Exercise directions:
Pick out each line containing the string "arbeider" and copy it.

Data section:
____

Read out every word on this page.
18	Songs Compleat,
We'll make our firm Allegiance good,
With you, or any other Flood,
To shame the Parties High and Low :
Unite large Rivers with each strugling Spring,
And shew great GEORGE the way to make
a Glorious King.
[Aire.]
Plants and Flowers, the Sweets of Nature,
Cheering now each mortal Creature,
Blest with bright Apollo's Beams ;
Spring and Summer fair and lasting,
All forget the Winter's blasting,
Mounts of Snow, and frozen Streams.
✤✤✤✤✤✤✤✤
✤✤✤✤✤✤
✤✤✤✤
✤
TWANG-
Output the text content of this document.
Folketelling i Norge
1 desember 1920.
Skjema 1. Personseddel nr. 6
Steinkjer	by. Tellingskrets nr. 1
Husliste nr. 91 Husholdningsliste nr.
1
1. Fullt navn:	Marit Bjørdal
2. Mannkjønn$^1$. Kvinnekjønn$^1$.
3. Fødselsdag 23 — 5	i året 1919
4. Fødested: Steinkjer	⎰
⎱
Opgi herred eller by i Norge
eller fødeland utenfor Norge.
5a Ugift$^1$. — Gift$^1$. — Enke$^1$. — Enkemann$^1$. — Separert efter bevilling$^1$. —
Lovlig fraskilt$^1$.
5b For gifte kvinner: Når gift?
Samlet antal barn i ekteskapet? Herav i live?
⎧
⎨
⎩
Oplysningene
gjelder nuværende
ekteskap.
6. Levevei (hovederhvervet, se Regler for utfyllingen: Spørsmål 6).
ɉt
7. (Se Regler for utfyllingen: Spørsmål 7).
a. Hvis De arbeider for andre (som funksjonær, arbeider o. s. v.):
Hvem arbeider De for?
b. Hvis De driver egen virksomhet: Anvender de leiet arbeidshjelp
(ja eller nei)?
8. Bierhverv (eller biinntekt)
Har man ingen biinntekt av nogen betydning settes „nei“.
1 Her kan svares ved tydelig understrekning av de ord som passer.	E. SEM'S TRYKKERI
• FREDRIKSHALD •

____

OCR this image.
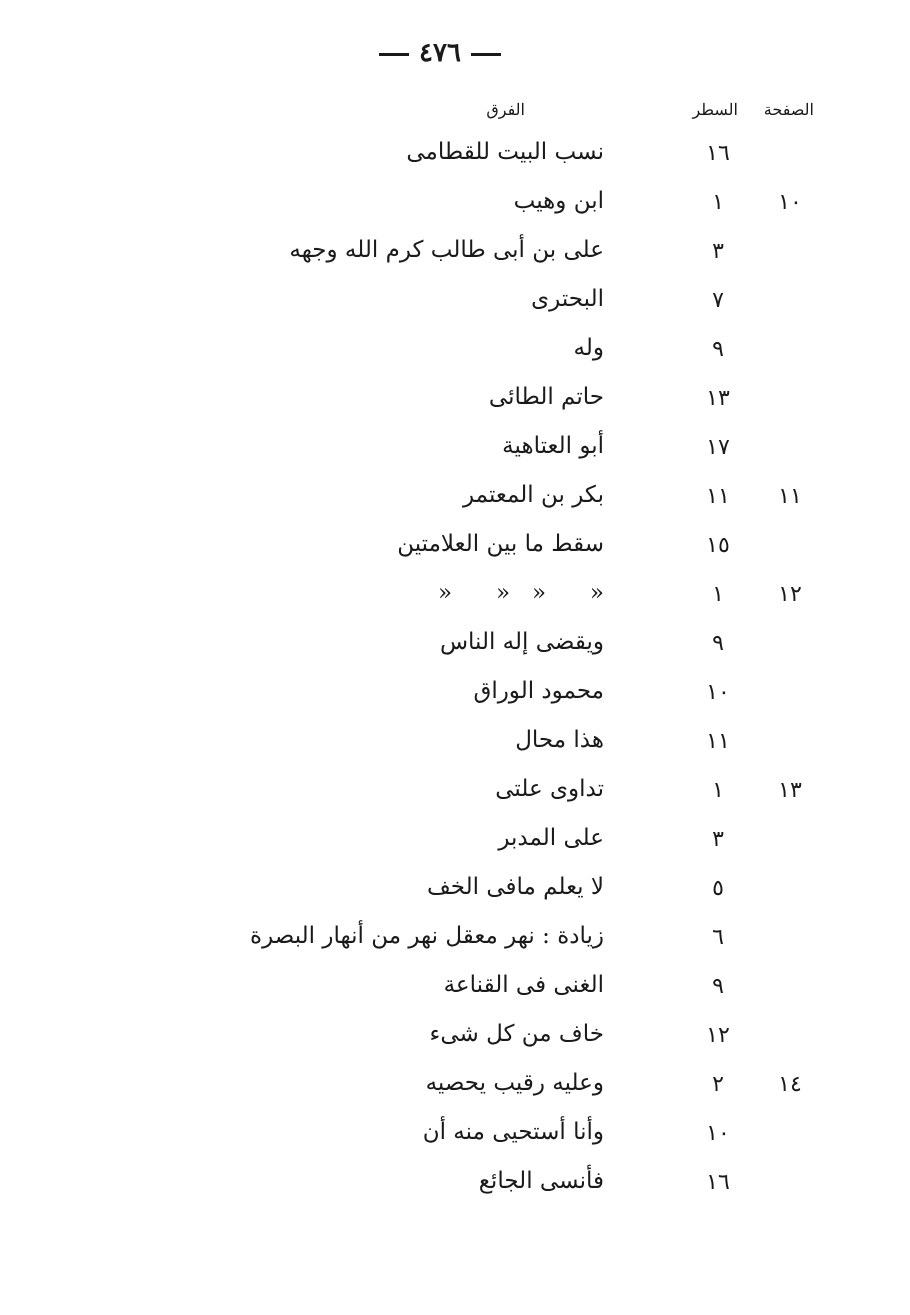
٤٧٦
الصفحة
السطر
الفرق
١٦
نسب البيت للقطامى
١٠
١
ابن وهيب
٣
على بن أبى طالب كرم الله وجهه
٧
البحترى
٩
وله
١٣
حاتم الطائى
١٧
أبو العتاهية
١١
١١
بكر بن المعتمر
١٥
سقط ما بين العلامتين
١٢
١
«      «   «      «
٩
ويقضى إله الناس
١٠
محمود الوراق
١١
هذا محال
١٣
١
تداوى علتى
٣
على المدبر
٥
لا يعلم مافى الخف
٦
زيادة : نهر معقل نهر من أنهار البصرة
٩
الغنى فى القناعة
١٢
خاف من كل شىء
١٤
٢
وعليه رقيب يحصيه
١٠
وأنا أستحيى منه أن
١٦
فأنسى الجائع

____

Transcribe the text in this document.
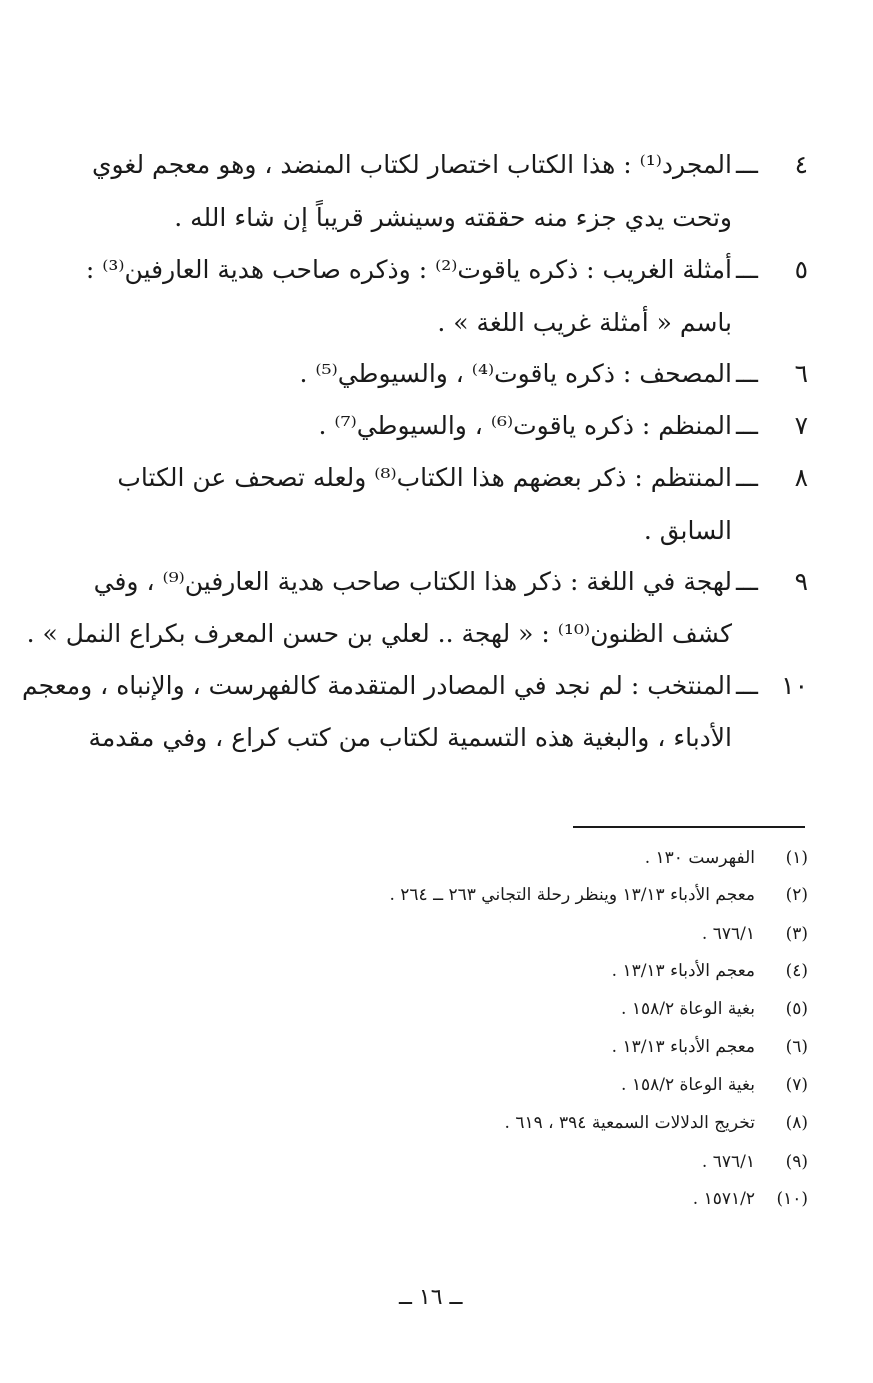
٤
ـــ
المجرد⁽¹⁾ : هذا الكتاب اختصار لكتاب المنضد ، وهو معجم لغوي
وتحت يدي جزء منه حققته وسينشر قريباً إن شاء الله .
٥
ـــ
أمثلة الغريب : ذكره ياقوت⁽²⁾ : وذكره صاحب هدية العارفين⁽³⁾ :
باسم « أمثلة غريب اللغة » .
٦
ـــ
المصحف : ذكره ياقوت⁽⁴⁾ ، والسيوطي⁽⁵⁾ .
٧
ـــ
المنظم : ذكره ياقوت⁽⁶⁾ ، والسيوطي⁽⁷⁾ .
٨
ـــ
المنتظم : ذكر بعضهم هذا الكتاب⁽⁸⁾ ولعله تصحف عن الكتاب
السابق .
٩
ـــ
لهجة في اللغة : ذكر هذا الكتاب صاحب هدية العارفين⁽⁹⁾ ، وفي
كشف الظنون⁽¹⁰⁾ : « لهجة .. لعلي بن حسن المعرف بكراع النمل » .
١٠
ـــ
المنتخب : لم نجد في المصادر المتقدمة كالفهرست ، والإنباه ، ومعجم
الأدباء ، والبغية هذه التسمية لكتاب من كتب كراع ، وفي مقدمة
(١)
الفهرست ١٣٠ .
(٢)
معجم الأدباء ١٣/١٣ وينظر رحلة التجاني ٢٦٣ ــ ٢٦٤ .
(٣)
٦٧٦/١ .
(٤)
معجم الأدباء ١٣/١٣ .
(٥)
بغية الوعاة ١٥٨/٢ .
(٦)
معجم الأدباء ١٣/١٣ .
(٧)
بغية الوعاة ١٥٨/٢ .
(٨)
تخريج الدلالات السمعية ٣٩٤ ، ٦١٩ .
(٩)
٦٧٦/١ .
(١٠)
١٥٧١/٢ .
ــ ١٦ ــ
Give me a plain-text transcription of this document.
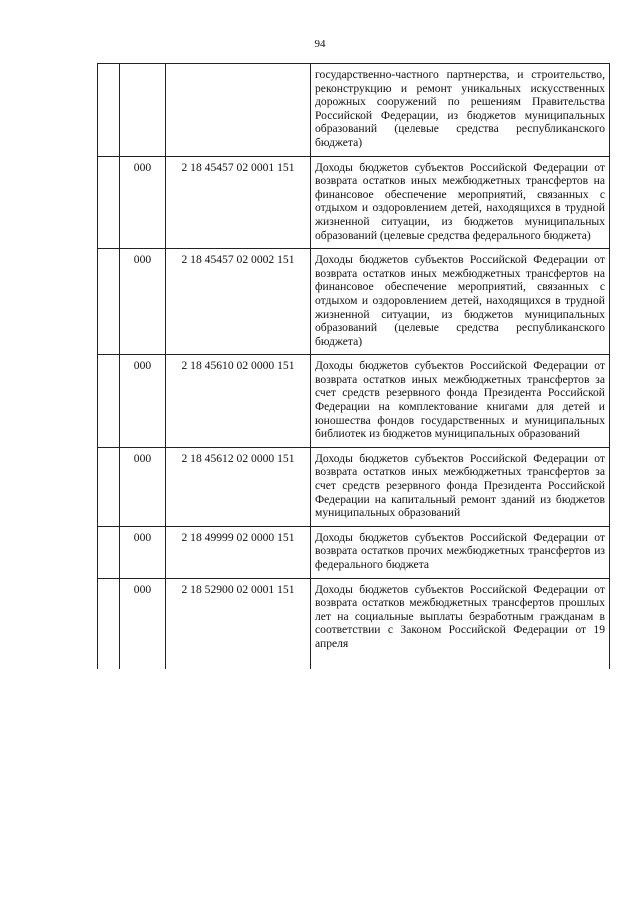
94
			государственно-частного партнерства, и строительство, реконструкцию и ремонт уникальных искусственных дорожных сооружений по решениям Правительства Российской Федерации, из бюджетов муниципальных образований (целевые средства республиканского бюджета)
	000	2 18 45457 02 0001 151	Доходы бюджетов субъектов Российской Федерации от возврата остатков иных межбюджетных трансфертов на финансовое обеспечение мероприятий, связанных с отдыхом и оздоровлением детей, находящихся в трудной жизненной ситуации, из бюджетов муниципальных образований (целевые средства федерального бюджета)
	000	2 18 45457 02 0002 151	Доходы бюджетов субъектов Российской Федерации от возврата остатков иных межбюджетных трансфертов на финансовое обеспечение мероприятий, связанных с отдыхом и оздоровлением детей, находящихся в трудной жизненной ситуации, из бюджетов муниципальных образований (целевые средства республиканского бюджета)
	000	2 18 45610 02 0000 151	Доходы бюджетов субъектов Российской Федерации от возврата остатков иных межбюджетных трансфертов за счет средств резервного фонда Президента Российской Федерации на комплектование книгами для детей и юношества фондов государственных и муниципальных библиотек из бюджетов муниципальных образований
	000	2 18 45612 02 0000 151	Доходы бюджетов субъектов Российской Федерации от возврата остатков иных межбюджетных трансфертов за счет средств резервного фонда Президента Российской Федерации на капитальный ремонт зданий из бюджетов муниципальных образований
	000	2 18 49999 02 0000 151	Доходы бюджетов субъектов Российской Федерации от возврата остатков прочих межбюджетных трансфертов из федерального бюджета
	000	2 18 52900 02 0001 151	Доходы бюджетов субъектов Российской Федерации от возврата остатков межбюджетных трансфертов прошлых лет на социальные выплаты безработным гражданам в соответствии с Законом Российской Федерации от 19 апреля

____

Output for this task:
a. Hvis De arbeider for andre (som funksjonær, arbeider o. s. v.):
Hvem arbeider De for?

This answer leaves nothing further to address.